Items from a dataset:
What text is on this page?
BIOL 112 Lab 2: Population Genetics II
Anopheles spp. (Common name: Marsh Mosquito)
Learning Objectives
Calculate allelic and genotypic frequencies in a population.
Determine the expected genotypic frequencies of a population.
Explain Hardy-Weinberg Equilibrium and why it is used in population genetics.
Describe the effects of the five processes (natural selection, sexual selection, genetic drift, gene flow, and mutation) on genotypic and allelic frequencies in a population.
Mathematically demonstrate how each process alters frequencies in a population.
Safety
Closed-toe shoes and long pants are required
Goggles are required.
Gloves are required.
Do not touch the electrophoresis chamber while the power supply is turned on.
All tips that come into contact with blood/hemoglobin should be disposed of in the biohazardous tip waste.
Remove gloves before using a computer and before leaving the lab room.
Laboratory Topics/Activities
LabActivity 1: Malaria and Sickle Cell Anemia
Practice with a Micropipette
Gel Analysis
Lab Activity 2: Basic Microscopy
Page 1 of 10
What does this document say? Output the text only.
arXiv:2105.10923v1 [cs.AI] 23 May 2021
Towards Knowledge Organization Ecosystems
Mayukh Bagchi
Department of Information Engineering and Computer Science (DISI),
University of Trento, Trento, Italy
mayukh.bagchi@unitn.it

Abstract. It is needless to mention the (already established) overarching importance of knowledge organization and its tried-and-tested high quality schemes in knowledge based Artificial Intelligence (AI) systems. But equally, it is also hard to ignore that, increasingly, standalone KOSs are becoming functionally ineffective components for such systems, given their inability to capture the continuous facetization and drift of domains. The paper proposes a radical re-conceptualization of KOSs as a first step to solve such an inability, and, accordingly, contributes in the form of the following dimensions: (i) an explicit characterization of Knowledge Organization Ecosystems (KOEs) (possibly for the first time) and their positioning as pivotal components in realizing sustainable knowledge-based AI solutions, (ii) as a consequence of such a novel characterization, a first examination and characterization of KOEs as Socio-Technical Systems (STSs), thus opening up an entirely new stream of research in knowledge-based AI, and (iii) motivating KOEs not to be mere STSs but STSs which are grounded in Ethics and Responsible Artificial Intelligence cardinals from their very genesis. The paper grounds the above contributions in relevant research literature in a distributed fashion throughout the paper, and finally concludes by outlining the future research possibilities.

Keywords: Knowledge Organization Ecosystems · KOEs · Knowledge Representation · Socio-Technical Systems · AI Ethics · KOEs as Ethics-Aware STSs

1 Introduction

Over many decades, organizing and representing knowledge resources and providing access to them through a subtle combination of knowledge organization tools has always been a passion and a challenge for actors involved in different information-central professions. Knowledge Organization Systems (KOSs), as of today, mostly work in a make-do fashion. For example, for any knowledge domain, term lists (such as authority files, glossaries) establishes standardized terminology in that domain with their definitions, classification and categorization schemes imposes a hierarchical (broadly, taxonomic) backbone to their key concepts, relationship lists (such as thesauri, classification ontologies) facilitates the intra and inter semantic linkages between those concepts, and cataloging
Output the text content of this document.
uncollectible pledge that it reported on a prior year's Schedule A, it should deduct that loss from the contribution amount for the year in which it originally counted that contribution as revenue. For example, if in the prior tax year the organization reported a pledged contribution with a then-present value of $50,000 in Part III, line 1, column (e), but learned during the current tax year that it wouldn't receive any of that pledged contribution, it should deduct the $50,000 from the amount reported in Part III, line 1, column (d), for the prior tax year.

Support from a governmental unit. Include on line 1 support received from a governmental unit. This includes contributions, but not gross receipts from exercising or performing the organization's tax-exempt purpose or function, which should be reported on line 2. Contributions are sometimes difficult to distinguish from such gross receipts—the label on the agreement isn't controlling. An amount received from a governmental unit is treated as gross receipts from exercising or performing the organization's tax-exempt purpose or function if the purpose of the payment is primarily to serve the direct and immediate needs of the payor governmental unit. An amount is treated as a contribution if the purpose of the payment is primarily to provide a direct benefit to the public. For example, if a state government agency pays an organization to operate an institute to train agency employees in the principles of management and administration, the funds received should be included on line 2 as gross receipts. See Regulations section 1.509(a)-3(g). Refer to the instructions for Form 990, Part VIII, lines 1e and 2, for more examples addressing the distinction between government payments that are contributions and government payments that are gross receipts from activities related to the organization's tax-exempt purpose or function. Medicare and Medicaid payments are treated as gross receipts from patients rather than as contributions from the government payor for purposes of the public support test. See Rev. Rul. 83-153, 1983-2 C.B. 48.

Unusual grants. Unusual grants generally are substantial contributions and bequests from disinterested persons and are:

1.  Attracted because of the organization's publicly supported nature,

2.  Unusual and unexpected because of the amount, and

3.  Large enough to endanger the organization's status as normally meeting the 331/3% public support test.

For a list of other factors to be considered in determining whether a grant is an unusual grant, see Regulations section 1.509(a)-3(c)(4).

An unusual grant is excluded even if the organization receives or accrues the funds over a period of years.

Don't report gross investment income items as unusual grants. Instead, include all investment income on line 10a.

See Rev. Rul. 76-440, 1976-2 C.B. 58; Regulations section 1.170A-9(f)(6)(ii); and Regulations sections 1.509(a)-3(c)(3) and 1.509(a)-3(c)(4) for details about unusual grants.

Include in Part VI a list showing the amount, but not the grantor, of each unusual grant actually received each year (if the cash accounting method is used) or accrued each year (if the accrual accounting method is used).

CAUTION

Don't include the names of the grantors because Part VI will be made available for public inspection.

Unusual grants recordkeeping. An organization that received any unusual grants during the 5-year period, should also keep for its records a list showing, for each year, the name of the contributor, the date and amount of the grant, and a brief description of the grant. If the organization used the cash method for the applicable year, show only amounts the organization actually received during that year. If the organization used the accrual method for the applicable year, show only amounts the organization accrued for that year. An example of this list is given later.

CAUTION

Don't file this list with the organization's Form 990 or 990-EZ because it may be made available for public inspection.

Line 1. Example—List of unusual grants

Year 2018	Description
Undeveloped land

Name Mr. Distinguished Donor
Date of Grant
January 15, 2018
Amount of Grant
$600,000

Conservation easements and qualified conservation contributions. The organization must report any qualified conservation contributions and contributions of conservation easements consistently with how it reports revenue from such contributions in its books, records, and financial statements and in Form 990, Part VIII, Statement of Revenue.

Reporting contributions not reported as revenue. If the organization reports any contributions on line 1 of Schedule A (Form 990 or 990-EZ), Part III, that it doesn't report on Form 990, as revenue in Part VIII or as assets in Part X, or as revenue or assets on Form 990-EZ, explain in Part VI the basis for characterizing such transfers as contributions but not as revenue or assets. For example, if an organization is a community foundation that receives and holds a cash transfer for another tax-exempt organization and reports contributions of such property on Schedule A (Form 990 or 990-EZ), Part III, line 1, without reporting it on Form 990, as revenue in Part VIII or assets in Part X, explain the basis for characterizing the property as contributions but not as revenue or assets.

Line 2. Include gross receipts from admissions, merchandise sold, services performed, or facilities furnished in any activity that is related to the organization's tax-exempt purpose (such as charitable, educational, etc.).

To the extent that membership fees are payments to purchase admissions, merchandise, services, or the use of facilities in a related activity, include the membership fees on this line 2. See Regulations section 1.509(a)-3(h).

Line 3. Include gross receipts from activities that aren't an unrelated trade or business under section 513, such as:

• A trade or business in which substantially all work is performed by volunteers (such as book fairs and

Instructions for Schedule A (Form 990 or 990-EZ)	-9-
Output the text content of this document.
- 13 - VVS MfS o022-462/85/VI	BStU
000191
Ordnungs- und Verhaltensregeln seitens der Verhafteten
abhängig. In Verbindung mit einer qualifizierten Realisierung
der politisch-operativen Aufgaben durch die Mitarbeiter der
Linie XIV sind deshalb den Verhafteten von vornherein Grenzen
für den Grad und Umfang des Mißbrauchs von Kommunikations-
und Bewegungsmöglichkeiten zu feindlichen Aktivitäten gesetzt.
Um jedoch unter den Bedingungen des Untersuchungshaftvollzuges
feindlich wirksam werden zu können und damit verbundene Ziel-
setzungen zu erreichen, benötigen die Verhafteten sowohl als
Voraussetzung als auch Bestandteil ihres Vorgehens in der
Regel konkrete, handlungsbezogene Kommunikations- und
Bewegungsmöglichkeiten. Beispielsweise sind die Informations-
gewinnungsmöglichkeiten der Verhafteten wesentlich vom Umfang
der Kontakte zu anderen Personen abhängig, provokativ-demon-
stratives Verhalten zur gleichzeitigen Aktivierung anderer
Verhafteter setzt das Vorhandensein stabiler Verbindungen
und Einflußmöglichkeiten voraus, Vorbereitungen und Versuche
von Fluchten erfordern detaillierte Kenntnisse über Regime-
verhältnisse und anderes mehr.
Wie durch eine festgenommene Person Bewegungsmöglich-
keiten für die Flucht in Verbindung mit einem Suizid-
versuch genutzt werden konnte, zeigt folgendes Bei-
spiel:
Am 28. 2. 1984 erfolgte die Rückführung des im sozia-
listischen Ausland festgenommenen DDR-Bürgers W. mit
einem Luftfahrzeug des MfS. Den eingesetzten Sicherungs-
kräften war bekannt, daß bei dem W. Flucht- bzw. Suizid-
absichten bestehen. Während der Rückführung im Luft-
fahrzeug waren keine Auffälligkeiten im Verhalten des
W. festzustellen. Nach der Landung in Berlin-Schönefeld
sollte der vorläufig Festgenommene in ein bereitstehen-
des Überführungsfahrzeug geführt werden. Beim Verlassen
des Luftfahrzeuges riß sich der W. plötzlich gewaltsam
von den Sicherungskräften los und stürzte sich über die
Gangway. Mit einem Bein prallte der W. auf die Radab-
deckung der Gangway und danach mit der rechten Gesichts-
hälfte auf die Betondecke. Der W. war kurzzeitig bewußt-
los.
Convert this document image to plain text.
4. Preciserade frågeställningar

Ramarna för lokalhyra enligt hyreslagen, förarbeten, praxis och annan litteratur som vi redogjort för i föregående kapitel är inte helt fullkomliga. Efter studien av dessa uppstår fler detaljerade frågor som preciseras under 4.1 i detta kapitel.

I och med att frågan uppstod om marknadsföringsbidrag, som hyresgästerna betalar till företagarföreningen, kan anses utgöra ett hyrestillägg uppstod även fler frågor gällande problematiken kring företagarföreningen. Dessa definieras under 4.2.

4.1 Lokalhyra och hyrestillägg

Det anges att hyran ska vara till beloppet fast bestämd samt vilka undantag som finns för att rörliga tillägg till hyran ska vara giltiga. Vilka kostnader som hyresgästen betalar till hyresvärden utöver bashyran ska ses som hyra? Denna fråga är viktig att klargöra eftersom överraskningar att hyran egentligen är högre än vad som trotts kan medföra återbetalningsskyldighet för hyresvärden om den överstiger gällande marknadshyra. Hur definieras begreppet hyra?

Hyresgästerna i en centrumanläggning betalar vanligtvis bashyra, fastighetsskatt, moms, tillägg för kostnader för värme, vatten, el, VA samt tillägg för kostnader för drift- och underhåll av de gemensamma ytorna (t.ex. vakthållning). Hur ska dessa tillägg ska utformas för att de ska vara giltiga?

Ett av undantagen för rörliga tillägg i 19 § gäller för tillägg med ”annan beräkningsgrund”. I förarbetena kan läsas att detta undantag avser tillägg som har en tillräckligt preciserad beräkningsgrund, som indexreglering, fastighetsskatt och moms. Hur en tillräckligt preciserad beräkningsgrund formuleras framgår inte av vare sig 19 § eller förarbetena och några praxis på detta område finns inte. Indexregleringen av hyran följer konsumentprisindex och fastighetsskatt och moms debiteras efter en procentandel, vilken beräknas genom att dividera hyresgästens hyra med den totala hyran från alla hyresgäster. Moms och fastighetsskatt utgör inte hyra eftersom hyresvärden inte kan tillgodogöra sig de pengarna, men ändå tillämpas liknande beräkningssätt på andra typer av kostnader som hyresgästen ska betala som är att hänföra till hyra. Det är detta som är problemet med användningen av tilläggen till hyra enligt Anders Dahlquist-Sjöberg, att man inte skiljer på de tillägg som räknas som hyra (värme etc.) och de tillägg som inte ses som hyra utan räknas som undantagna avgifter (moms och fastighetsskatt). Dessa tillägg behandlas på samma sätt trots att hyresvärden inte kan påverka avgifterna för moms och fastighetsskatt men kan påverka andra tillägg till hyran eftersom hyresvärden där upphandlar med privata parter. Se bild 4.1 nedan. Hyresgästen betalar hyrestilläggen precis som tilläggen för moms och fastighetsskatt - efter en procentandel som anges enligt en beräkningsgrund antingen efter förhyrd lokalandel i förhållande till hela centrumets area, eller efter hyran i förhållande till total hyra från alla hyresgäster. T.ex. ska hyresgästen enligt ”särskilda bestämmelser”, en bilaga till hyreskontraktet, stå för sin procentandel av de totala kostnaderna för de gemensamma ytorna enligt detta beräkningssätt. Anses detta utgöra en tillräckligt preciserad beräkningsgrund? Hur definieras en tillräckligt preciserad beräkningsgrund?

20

What to do: The answer must be a single number: how many lines in the data above contain the string "each".

Response box: 3